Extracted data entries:
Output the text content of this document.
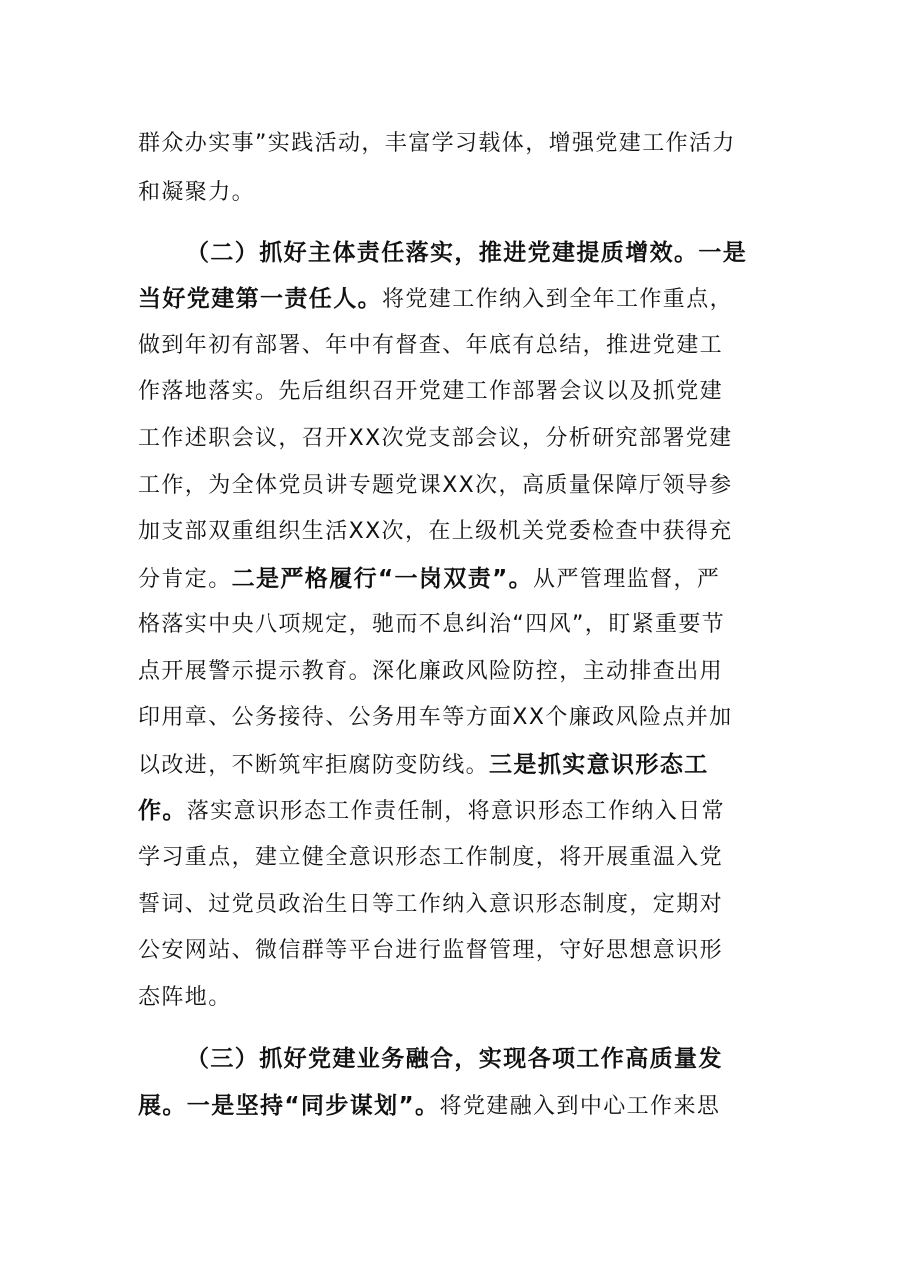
群众办实事”实践活动，丰富学习载体，增强党建工作活力
和凝聚力。
（二）抓好主体责任落实，推进党建提质增效。一是
当好党建第一责任人。将党建工作纳入到全年工作重点，
做到年初有部署、年中有督查、年底有总结，推进党建工
作落地落实。先后组织召开党建工作部署会议以及抓党建
工作述职会议，召开XX次党支部会议，分析研究部署党建
工作，为全体党员讲专题党课XX次，高质量保障厅领导参
加支部双重组织生活XX次，在上级机关党委检查中获得充
分肯定。二是严格履行“一岗双责”。从严管理监督，严
格落实中央八项规定，驰而不息纠治“四风”，盯紧重要节
点开展警示提示教育。深化廉政风险防控，主动排查出用
印用章、公务接待、公务用车等方面XX个廉政风险点并加
以改进，不断筑牢拒腐防变防线。三是抓实意识形态工
作。落实意识形态工作责任制，将意识形态工作纳入日常
学习重点，建立健全意识形态工作制度，将开展重温入党
誓词、过党员政治生日等工作纳入意识形态制度，定期对
公安网站、微信群等平台进行监督管理，守好思想意识形
态阵地。
（三）抓好党建业务融合，实现各项工作高质量发
展。一是坚持“同步谋划”。将党建融入到中心工作来思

- **DIRECTION**: Omit any images, then output the listing exactly.

- **REPLY TO THE EXERCISE**:
Output the text content of this document.
群众办实事”实践活动，丰富学习载体，增强党建工作活力
和凝聚力。
（二）抓好主体责任落实，推进党建提质增效。一是
当好党建第一责任人。将党建工作纳入到全年工作重点，
做到年初有部署、年中有督查、年底有总结，推进党建工
作落地落实。先后组织召开党建工作部署会议以及抓党建
工作述职会议，召开XX次党支部会议，分析研究部署党建
工作，为全体党员讲专题党课XX次，高质量保障厅领导参
加支部双重组织生活XX次，在上级机关党委检查中获得充
分肯定。二是严格履行“一岗双责”。从严管理监督，严
格落实中央八项规定，驰而不息纠治“四风”，盯紧重要节
点开展警示提示教育。深化廉政风险防控，主动排查出用
印用章、公务接待、公务用车等方面XX个廉政风险点并加
以改进，不断筑牢拒腐防变防线。三是抓实意识形态工
作。落实意识形态工作责任制，将意识形态工作纳入日常
学习重点，建立健全意识形态工作制度，将开展重温入党
誓词、过党员政治生日等工作纳入意识形态制度，定期对
公安网站、微信群等平台进行监督管理，守好思想意识形
态阵地。
（三）抓好党建业务融合，实现各项工作高质量发
展。一是坚持“同步谋划”。将党建融入到中心工作来思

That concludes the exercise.